Exactly as given, repeat all of the entries.

(Dataset entries on figures)
= = = = =

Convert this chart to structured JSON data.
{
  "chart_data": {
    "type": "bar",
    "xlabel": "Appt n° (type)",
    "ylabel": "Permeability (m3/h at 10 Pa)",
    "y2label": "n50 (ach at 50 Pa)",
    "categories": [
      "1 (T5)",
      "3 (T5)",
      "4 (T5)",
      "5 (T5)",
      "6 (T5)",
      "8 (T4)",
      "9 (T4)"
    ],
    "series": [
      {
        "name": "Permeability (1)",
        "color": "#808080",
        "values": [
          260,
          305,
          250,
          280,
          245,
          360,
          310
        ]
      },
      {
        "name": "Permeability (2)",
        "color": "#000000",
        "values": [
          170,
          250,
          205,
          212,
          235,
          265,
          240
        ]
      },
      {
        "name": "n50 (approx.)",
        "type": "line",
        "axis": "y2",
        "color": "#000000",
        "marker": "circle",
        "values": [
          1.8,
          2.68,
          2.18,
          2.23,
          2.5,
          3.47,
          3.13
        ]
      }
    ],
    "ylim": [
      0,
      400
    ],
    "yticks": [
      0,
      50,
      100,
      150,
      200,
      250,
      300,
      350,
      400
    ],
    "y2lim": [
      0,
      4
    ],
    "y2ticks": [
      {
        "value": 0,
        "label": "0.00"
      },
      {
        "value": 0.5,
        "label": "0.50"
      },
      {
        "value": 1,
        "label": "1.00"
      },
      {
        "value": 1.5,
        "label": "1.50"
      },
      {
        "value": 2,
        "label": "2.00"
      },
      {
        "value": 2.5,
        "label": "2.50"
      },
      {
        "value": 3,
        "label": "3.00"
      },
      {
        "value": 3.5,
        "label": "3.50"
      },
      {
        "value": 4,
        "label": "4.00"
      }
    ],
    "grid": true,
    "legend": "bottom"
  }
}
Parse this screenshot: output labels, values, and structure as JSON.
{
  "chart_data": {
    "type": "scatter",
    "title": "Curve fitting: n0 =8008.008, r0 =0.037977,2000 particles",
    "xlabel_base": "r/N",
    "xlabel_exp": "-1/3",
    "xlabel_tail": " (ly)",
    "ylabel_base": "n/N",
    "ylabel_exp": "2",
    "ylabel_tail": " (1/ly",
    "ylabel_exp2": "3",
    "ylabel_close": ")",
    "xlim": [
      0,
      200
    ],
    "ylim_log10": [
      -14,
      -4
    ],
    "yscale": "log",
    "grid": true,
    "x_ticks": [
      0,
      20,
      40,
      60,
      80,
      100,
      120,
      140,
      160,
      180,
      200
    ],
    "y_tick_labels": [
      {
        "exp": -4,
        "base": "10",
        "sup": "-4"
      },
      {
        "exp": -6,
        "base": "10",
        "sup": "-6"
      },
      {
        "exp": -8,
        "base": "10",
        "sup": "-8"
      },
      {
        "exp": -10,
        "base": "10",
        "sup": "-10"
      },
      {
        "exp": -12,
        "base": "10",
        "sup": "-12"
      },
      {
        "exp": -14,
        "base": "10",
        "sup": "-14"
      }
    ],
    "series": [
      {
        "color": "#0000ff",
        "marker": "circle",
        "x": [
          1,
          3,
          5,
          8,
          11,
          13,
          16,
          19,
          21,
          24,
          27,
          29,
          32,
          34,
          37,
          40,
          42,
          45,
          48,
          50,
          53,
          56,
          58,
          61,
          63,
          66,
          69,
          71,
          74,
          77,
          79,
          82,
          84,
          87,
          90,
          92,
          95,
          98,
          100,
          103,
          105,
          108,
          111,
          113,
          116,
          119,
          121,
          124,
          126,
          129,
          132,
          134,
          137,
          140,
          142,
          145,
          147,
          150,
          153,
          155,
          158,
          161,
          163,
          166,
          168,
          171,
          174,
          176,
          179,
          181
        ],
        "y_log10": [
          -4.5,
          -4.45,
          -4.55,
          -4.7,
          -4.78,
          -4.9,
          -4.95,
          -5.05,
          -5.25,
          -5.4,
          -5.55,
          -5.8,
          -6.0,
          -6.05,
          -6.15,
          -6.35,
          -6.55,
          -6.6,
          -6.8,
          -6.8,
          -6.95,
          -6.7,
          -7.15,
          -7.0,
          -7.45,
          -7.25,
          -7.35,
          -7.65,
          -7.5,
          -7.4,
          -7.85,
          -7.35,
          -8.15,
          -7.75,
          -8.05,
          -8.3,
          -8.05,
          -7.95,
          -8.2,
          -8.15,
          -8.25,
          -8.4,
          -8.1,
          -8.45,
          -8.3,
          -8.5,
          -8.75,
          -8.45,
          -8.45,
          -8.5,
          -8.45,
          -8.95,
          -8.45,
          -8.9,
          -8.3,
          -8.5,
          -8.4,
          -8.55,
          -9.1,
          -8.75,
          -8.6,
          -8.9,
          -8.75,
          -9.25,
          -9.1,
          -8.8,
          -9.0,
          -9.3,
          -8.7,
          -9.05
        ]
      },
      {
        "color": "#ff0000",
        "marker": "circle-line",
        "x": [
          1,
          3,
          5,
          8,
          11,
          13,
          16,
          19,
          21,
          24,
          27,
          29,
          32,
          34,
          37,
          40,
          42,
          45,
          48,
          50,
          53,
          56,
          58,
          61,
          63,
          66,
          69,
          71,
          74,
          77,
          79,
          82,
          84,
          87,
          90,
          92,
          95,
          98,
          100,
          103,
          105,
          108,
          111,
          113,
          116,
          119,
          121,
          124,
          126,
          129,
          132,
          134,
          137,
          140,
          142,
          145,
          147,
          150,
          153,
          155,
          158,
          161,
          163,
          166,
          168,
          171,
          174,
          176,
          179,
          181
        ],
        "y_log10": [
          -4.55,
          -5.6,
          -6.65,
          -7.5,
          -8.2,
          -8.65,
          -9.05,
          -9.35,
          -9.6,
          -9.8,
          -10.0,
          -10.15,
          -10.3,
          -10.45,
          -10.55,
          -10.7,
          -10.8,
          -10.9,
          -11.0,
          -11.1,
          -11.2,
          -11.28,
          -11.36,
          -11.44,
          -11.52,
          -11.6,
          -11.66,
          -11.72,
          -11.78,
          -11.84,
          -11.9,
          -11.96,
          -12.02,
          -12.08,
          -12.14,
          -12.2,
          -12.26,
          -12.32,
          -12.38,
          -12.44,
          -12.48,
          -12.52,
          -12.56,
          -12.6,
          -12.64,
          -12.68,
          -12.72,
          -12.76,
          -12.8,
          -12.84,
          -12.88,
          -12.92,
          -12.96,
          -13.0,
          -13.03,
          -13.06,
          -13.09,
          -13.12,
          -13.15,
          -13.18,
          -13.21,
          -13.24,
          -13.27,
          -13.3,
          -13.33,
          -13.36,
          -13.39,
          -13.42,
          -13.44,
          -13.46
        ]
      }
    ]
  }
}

= = = = =

Answer:
Convert this chart to structured JSON data.
{
  "chart_data": {
    "type": "bar",
    "xlabel": "Appt n° (type)",
    "ylabel": "Permeability (m3/h at 10 Pa)",
    "y2label": "n50 (ach at 50 Pa)",
    "categories": [
      "1 (T5)",
      "3 (T5)",
      "4 (T5)",
      "5 (T5)",
      "6 (T5)",
      "8 (T4)",
      "9 (T4)"
    ],
    "series": [
      {
        "name": "Permeability (1)",
        "color": "#808080",
        "values": [
          260,
          305,
          250,
          280,
          245,
          360,
          310
        ]
      },
      {
        "name": "Permeability (2)",
        "color": "#000000",
        "values": [
          170,
          250,
          205,
          212,
          235,
          265,
          240
        ]
      },
      {
        "name": "n50 (approx.)",
        "type": "line",
        "axis": "y2",
        "color": "#000000",
        "marker": "circle",
        "values": [
          1.8,
          2.68,
          2.18,
          2.23,
          2.5,
          3.47,
          3.13
        ]
      }
    ],
    "ylim": [
      0,
      400
    ],
    "yticks": [
      0,
      50,
      100,
      150,
      200,
      250,
      300,
      350,
      400
    ],
    "y2lim": [
      0,
      4
    ],
    "y2ticks": [
      {
        "value": 0,
        "label": "0.00"
      },
      {
        "value": 0.5,
        "label": "0.50"
      },
      {
        "value": 1,
        "label": "1.00"
      },
      {
        "value": 1.5,
        "label": "1.50"
      },
      {
        "value": 2,
        "label": "2.00"
      },
      {
        "value": 2.5,
        "label": "2.50"
      },
      {
        "value": 3,
        "label": "3.00"
      },
      {
        "value": 3.5,
        "label": "3.50"
      },
      {
        "value": 4,
        "label": "4.00"
      }
    ],
    "grid": true,
    "legend": "bottom"
  }
}
Parse this screenshot: output labels, values, and structure as JSON.
{
  "chart_data": {
    "type": "scatter",
    "title": "Curve fitting: n0 =8008.008, r0 =0.037977,2000 particles",
    "xlabel_base": "r/N",
    "xlabel_exp": "-1/3",
    "xlabel_tail": " (ly)",
    "ylabel_base": "n/N",
    "ylabel_exp": "2",
    "ylabel_tail": " (1/ly",
    "ylabel_exp2": "3",
    "ylabel_close": ")",
    "xlim": [
      0,
      200
    ],
    "ylim_log10": [
      -14,
      -4
    ],
    "yscale": "log",
    "grid": true,
    "x_ticks": [
      0,
      20,
      40,
      60,
      80,
      100,
      120,
      140,
      160,
      180,
      200
    ],
    "y_tick_labels": [
      {
        "exp": -4,
        "base": "10",
        "sup": "-4"
      },
      {
        "exp": -6,
        "base": "10",
        "sup": "-6"
      },
      {
        "exp": -8,
        "base": "10",
        "sup": "-8"
      },
      {
        "exp": -10,
        "base": "10",
        "sup": "-10"
      },
      {
        "exp": -12,
        "base": "10",
        "sup": "-12"
      },
      {
        "exp": -14,
        "base": "10",
        "sup": "-14"
      }
    ],
    "series": [
      {
        "color": "#0000ff",
        "marker": "circle",
        "x": [
          1,
          3,
          5,
          8,
          11,
          13,
          16,
          19,
          21,
          24,
          27,
          29,
          32,
          34,
          37,
          40,
          42,
          45,
          48,
          50,
          53,
          56,
          58,
          61,
          63,
          66,
          69,
          71,
          74,
          77,
          79,
          82,
          84,
          87,
          90,
          92,
          95,
          98,
          100,
          103,
          105,
          108,
          111,
          113,
          116,
          119,
          121,
          124,
          126,
          129,
          132,
          134,
          137,
          140,
          142,
          145,
          147,
          150,
          153,
          155,
          158,
          161,
          163,
          166,
          168,
          171,
          174,
          176,
          179,
          181
        ],
        "y_log10": [
          -4.5,
          -4.45,
          -4.55,
          -4.7,
          -4.78,
          -4.9,
          -4.95,
          -5.05,
          -5.25,
          -5.4,
          -5.55,
          -5.8,
          -6.0,
          -6.05,
          -6.15,
          -6.35,
          -6.55,
          -6.6,
          -6.8,
          -6.8,
          -6.95,
          -6.7,
          -7.15,
          -7.0,
          -7.45,
          -7.25,
          -7.35,
          -7.65,
          -7.5,
          -7.4,
          -7.85,
          -7.35,
          -8.15,
          -7.75,
          -8.05,
          -8.3,
          -8.05,
          -7.95,
          -8.2,
          -8.15,
          -8.25,
          -8.4,
          -8.1,
          -8.45,
          -8.3,
          -8.5,
          -8.75,
          -8.45,
          -8.45,
          -8.5,
          -8.45,
          -8.95,
          -8.45,
          -8.9,
          -8.3,
          -8.5,
          -8.4,
          -8.55,
          -9.1,
          -8.75,
          -8.6,
          -8.9,
          -8.75,
          -9.25,
          -9.1,
          -8.8,
          -9.0,
          -9.3,
          -8.7,
          -9.05
        ]
      },
      {
        "color": "#ff0000",
        "marker": "circle-line",
        "x": [
          1,
          3,
          5,
          8,
          11,
          13,
          16,
          19,
          21,
          24,
          27,
          29,
          32,
          34,
          37,
          40,
          42,
          45,
          48,
          50,
          53,
          56,
          58,
          61,
          63,
          66,
          69,
          71,
          74,
          77,
          79,
          82,
          84,
          87,
          90,
          92,
          95,
          98,
          100,
          103,
          105,
          108,
          111,
          113,
          116,
          119,
          121,
          124,
          126,
          129,
          132,
          134,
          137,
          140,
          142,
          145,
          147,
          150,
          153,
          155,
          158,
          161,
          163,
          166,
          168,
          171,
          174,
          176,
          179,
          181
        ],
        "y_log10": [
          -4.55,
          -5.6,
          -6.65,
          -7.5,
          -8.2,
          -8.65,
          -9.05,
          -9.35,
          -9.6,
          -9.8,
          -10.0,
          -10.15,
          -10.3,
          -10.45,
          -10.55,
          -10.7,
          -10.8,
          -10.9,
          -11.0,
          -11.1,
          -11.2,
          -11.28,
          -11.36,
          -11.44,
          -11.52,
          -11.6,
          -11.66,
          -11.72,
          -11.78,
          -11.84,
          -11.9,
          -11.96,
          -12.02,
          -12.08,
          -12.14,
          -12.2,
          -12.26,
          -12.32,
          -12.38,
          -12.44,
          -12.48,
          -12.52,
          -12.56,
          -12.6,
          -12.64,
          -12.68,
          -12.72,
          -12.76,
          -12.8,
          -12.84,
          -12.88,
          -12.92,
          -12.96,
          -13.0,
          -13.03,
          -13.06,
          -13.09,
          -13.12,
          -13.15,
          -13.18,
          -13.21,
          -13.24,
          -13.27,
          -13.3,
          -13.33,
          -13.36,
          -13.39,
          -13.42,
          -13.44,
          -13.46
        ]
      }
    ]
  }
}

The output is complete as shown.